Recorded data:
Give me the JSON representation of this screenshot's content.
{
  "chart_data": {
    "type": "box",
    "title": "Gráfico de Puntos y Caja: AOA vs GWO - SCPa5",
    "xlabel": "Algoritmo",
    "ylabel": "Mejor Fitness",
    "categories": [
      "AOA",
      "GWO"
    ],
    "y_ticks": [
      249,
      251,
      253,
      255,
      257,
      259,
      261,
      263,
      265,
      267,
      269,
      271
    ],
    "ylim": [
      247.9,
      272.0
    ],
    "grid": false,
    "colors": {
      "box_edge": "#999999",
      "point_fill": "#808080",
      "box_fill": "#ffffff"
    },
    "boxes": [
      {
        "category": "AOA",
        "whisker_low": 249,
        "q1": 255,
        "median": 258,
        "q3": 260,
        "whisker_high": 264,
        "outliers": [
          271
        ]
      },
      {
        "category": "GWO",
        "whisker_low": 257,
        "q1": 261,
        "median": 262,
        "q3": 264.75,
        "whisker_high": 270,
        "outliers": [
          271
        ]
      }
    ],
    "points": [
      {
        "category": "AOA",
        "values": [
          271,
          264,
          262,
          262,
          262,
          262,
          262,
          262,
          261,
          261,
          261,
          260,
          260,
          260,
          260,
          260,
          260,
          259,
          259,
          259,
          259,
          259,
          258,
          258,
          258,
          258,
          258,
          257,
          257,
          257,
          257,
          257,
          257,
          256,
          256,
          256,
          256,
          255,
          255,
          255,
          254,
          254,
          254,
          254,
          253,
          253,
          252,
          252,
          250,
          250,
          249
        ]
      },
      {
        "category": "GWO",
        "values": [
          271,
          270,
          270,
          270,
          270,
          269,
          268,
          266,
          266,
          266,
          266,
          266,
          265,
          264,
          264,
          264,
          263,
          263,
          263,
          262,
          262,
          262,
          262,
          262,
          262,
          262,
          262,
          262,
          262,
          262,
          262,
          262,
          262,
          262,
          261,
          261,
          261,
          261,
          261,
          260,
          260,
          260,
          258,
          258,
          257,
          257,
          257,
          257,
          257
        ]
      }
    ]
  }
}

# What is being asked
Give back all the records exactly as they stand.

# Response to the task
Give me the JSON representation of this screenshot's content.
{
  "chart_data": {
    "type": "box",
    "title": "Gráfico de Puntos y Caja: AOA vs GWO - SCPa5",
    "xlabel": "Algoritmo",
    "ylabel": "Mejor Fitness",
    "categories": [
      "AOA",
      "GWO"
    ],
    "y_ticks": [
      249,
      251,
      253,
      255,
      257,
      259,
      261,
      263,
      265,
      267,
      269,
      271
    ],
    "ylim": [
      247.9,
      272.0
    ],
    "grid": false,
    "colors": {
      "box_edge": "#999999",
      "point_fill": "#808080",
      "box_fill": "#ffffff"
    },
    "boxes": [
      {
        "category": "AOA",
        "whisker_low": 249,
        "q1": 255,
        "median": 258,
        "q3": 260,
        "whisker_high": 264,
        "outliers": [
          271
        ]
      },
      {
        "category": "GWO",
        "whisker_low": 257,
        "q1": 261,
        "median": 262,
        "q3": 264.75,
        "whisker_high": 270,
        "outliers": [
          271
        ]
      }
    ],
    "points": [
      {
        "category": "AOA",
        "values": [
          271,
          264,
          262,
          262,
          262,
          262,
          262,
          262,
          261,
          261,
          261,
          260,
          260,
          260,
          260,
          260,
          260,
          259,
          259,
          259,
          259,
          259,
          258,
          258,
          258,
          258,
          258,
          257,
          257,
          257,
          257,
          257,
          257,
          256,
          256,
          256,
          256,
          255,
          255,
          255,
          254,
          254,
          254,
          254,
          253,
          253,
          252,
          252,
          250,
          250,
          249
        ]
      },
      {
        "category": "GWO",
        "values": [
          271,
          270,
          270,
          270,
          270,
          269,
          268,
          266,
          266,
          266,
          266,
          266,
          265,
          264,
          264,
          264,
          263,
          263,
          263,
          262,
          262,
          262,
          262,
          262,
          262,
          262,
          262,
          262,
          262,
          262,
          262,
          262,
          262,
          262,
          261,
          261,
          261,
          261,
          261,
          260,
          260,
          260,
          258,
          258,
          257,
          257,
          257,
          257,
          257
        ]
      }
    ]
  }
}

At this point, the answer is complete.